▶ Task brief
Can you retype only the lines from the one with "Read all visible content and emit it as JSON." through the final line of the material, exactly as given?

Stored dataset items:
┄┄┄┄┄┄┄┄┄┄┄┄┄┄┄┄┄┄┄┄
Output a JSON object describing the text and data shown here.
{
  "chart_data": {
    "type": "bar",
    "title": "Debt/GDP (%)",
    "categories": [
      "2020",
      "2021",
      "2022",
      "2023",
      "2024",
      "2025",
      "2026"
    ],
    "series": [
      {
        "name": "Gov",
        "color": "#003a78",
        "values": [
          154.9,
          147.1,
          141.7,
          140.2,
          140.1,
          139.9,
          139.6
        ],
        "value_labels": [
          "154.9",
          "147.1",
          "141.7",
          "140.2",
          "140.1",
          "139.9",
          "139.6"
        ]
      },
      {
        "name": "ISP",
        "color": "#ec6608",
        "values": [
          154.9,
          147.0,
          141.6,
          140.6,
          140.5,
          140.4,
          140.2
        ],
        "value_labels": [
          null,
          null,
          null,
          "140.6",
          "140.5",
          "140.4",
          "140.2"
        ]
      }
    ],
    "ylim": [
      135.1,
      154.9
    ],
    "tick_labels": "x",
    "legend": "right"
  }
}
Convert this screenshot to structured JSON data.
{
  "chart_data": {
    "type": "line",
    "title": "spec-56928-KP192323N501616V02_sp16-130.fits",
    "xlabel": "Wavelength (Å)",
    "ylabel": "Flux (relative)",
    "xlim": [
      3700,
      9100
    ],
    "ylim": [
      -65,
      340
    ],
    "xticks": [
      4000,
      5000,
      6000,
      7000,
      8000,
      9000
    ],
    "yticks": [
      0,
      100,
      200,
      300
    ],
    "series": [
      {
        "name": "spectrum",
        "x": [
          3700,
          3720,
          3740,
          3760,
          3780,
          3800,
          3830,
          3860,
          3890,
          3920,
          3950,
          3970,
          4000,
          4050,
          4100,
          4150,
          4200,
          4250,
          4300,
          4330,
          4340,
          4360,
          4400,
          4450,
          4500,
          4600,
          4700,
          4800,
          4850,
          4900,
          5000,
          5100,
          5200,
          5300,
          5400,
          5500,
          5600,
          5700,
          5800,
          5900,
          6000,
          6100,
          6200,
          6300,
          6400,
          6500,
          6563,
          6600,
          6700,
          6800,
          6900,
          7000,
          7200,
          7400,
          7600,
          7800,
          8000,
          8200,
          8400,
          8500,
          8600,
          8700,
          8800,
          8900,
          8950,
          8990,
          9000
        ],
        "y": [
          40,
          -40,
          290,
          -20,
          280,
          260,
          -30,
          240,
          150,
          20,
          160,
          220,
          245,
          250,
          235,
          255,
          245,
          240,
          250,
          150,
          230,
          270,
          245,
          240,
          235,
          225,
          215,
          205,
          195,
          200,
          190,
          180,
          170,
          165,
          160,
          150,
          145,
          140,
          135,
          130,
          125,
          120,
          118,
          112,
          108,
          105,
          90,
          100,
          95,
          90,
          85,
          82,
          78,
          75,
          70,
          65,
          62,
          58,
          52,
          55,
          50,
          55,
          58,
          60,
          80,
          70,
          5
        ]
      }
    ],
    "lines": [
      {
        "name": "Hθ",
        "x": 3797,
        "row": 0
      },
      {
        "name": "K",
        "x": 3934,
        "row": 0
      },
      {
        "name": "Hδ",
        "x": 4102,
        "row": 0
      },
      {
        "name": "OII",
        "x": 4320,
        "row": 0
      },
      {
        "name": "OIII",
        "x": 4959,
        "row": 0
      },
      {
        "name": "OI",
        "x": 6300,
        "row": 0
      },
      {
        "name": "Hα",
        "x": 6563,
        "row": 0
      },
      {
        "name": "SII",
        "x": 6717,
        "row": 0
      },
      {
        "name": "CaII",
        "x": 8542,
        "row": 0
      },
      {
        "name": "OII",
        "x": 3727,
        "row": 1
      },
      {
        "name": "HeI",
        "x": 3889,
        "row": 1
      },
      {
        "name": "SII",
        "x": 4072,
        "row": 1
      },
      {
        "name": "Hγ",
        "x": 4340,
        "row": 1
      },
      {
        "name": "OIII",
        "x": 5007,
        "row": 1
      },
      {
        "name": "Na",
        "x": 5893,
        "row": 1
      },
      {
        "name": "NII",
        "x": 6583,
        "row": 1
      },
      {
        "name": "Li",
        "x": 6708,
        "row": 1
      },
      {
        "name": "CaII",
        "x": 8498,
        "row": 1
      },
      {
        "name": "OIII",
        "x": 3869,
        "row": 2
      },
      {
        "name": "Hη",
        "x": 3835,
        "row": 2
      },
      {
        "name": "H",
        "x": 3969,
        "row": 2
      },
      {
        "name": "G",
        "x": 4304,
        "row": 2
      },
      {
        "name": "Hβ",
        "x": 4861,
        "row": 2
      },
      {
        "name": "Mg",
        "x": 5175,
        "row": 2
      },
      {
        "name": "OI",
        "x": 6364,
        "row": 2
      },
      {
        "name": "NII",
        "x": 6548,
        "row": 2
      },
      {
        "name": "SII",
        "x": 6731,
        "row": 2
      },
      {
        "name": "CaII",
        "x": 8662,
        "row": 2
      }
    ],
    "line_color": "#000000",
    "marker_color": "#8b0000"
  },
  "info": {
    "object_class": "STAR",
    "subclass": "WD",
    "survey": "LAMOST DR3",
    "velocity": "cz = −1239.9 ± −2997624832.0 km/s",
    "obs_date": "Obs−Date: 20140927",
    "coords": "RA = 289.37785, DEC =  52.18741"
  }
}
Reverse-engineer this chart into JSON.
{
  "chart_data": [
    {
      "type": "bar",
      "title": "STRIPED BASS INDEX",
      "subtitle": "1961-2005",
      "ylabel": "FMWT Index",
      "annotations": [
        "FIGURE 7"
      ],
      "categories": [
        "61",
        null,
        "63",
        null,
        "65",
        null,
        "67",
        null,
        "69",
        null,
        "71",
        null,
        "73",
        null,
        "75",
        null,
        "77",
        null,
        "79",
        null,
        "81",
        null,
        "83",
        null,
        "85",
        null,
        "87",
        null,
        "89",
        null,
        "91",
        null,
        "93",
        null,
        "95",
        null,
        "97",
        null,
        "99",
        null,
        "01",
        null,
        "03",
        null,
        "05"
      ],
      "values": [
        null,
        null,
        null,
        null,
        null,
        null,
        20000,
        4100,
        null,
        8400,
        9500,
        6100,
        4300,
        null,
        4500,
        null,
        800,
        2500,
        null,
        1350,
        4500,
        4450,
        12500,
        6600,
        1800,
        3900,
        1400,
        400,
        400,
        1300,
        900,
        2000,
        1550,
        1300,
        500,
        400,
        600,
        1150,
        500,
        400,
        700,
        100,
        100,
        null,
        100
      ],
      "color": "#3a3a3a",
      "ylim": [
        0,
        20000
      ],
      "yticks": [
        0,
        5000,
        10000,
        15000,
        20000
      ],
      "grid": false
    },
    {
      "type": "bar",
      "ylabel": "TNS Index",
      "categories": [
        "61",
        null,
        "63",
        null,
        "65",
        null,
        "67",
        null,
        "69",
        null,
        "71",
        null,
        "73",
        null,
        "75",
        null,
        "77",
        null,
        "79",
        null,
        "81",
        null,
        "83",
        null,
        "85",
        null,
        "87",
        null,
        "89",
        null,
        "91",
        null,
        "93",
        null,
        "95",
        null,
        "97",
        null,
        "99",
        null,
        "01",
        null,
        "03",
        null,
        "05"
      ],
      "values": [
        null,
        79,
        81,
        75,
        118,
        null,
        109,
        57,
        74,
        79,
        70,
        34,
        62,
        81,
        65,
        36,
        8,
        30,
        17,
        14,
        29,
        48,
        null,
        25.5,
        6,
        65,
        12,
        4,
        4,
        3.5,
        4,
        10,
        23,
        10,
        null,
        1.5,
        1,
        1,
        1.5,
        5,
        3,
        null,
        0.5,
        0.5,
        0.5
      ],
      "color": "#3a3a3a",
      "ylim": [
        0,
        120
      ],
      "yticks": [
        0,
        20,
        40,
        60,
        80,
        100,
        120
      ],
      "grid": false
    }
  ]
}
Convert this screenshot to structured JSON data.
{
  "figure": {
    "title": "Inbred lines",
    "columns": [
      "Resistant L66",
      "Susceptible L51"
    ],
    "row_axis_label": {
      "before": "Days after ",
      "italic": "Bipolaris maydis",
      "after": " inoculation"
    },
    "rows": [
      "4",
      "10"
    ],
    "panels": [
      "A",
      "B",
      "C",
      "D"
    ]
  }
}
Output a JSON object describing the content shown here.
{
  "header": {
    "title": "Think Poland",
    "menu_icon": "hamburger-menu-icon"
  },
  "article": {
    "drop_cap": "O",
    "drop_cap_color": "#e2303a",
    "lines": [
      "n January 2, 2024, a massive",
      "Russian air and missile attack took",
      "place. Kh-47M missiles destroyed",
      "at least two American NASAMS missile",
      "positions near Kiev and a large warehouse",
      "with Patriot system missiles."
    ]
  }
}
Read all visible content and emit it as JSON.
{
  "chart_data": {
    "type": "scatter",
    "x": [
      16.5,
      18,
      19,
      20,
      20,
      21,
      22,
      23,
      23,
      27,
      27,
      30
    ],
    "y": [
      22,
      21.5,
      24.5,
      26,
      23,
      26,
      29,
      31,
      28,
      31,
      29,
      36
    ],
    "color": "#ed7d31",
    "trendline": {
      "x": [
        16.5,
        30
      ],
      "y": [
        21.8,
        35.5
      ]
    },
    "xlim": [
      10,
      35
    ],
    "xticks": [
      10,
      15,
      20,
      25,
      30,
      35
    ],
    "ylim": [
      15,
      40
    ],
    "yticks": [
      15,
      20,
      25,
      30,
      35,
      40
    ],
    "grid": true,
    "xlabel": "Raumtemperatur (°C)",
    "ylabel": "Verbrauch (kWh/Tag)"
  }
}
┄┄┄┄┄┄┄┄┄┄┄┄┄┄┄┄┄┄┄┄
▶ Result of the task
Read all visible content and emit it as JSON.
{
  "chart_data": {
    "type": "scatter",
    "x": [
      16.5,
      18,
      19,
      20,
      20,
      21,
      22,
      23,
      23,
      27,
      27,
      30
    ],
    "y": [
      22,
      21.5,
      24.5,
      26,
      23,
      26,
      29,
      31,
      28,
      31,
      29,
      36
    ],
    "color": "#ed7d31",
    "trendline": {
      "x": [
        16.5,
        30
      ],
      "y": [
        21.8,
        35.5
      ]
    },
    "xlim": [
      10,
      35
    ],
    "xticks": [
      10,
      15,
      20,
      25,
      30,
      35
    ],
    "ylim": [
      15,
      40
    ],
    "yticks": [
      15,
      20,
      25,
      30,
      35,
      40
    ],
    "grid": true,
    "xlabel": "Raumtemperatur (°C)",
    "ylabel": "Verbrauch (kWh/Tag)"
  }
}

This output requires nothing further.